■ What you should do
Each record below is to be reproduced without any change.

■ Material

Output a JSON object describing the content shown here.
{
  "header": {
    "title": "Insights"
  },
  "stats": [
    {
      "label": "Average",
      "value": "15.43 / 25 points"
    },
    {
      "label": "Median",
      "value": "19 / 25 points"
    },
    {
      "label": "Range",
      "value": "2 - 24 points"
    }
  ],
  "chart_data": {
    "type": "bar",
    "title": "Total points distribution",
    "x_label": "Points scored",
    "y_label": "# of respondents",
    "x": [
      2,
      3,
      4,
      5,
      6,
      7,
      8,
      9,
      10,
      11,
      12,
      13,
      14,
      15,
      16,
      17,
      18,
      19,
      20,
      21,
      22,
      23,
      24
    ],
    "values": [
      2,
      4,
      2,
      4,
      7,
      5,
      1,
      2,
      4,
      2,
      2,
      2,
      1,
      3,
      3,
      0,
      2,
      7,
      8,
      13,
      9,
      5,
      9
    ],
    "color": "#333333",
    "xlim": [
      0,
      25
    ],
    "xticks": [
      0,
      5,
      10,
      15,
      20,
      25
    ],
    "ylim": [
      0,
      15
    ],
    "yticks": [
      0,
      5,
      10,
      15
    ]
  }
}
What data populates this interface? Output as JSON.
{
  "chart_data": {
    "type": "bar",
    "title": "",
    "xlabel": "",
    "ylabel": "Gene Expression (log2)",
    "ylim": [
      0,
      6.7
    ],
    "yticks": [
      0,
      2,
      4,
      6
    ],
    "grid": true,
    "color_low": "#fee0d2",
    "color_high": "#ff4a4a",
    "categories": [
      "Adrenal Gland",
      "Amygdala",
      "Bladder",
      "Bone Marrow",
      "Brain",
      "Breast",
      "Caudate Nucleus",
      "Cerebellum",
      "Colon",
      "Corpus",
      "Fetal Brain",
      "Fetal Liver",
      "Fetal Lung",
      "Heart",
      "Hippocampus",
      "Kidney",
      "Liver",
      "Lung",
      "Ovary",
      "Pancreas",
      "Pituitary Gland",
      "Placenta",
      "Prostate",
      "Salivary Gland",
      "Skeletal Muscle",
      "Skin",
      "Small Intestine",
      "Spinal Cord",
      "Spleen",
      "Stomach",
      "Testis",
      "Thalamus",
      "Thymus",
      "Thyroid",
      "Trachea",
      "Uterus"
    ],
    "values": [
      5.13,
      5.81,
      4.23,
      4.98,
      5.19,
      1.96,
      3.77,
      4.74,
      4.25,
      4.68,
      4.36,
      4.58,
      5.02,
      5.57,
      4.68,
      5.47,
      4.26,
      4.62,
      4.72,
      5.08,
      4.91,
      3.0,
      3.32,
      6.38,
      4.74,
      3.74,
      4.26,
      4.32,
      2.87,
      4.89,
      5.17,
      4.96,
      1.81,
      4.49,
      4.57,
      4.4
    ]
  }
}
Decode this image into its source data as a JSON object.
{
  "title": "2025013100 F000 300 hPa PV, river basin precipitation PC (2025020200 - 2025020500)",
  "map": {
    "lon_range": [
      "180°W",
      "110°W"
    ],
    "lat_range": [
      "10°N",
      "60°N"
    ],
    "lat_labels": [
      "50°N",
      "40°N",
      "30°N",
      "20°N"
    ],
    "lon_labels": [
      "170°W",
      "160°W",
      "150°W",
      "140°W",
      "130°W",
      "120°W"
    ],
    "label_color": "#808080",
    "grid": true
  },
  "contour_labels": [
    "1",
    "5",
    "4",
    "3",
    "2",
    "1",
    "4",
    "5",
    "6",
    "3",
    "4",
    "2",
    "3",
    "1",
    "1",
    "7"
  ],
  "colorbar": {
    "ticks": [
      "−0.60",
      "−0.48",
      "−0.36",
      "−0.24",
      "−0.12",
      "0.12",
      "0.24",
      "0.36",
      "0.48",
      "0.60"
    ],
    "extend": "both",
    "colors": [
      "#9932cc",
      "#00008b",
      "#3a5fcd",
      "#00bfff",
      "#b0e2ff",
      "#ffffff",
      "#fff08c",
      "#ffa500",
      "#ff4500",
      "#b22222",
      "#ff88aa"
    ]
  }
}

■ Exercise solution
Output a JSON object describing the content shown here.
{
  "header": {
    "title": "Insights"
  },
  "stats": [
    {
      "label": "Average",
      "value": "15.43 / 25 points"
    },
    {
      "label": "Median",
      "value": "19 / 25 points"
    },
    {
      "label": "Range",
      "value": "2 - 24 points"
    }
  ],
  "chart_data": {
    "type": "bar",
    "title": "Total points distribution",
    "x_label": "Points scored",
    "y_label": "# of respondents",
    "x": [
      2,
      3,
      4,
      5,
      6,
      7,
      8,
      9,
      10,
      11,
      12,
      13,
      14,
      15,
      16,
      17,
      18,
      19,
      20,
      21,
      22,
      23,
      24
    ],
    "values": [
      2,
      4,
      2,
      4,
      7,
      5,
      1,
      2,
      4,
      2,
      2,
      2,
      1,
      3,
      3,
      0,
      2,
      7,
      8,
      13,
      9,
      5,
      9
    ],
    "color": "#333333",
    "xlim": [
      0,
      25
    ],
    "xticks": [
      0,
      5,
      10,
      15,
      20,
      25
    ],
    "ylim": [
      0,
      15
    ],
    "yticks": [
      0,
      5,
      10,
      15
    ]
  }
}
What data populates this interface? Output as JSON.
{
  "chart_data": {
    "type": "bar",
    "title": "",
    "xlabel": "",
    "ylabel": "Gene Expression (log2)",
    "ylim": [
      0,
      6.7
    ],
    "yticks": [
      0,
      2,
      4,
      6
    ],
    "grid": true,
    "color_low": "#fee0d2",
    "color_high": "#ff4a4a",
    "categories": [
      "Adrenal Gland",
      "Amygdala",
      "Bladder",
      "Bone Marrow",
      "Brain",
      "Breast",
      "Caudate Nucleus",
      "Cerebellum",
      "Colon",
      "Corpus",
      "Fetal Brain",
      "Fetal Liver",
      "Fetal Lung",
      "Heart",
      "Hippocampus",
      "Kidney",
      "Liver",
      "Lung",
      "Ovary",
      "Pancreas",
      "Pituitary Gland",
      "Placenta",
      "Prostate",
      "Salivary Gland",
      "Skeletal Muscle",
      "Skin",
      "Small Intestine",
      "Spinal Cord",
      "Spleen",
      "Stomach",
      "Testis",
      "Thalamus",
      "Thymus",
      "Thyroid",
      "Trachea",
      "Uterus"
    ],
    "values": [
      5.13,
      5.81,
      4.23,
      4.98,
      5.19,
      1.96,
      3.77,
      4.74,
      4.25,
      4.68,
      4.36,
      4.58,
      5.02,
      5.57,
      4.68,
      5.47,
      4.26,
      4.62,
      4.72,
      5.08,
      4.91,
      3.0,
      3.32,
      6.38,
      4.74,
      3.74,
      4.26,
      4.32,
      2.87,
      4.89,
      5.17,
      4.96,
      1.81,
      4.49,
      4.57,
      4.4
    ]
  }
}
Decode this image into its source data as a JSON object.
{
  "title": "2025013100 F000 300 hPa PV, river basin precipitation PC (2025020200 - 2025020500)",
  "map": {
    "lon_range": [
      "180°W",
      "110°W"
    ],
    "lat_range": [
      "10°N",
      "60°N"
    ],
    "lat_labels": [
      "50°N",
      "40°N",
      "30°N",
      "20°N"
    ],
    "lon_labels": [
      "170°W",
      "160°W",
      "150°W",
      "140°W",
      "130°W",
      "120°W"
    ],
    "label_color": "#808080",
    "grid": true
  },
  "contour_labels": [
    "1",
    "5",
    "4",
    "3",
    "2",
    "1",
    "4",
    "5",
    "6",
    "3",
    "4",
    "2",
    "3",
    "1",
    "1",
    "7"
  ],
  "colorbar": {
    "ticks": [
      "−0.60",
      "−0.48",
      "−0.36",
      "−0.24",
      "−0.12",
      "0.12",
      "0.24",
      "0.36",
      "0.48",
      "0.60"
    ],
    "extend": "both",
    "colors": [
      "#9932cc",
      "#00008b",
      "#3a5fcd",
      "#00bfff",
      "#b0e2ff",
      "#ffffff",
      "#fff08c",
      "#ffa500",
      "#ff4500",
      "#b22222",
      "#ff88aa"
    ]
  }
}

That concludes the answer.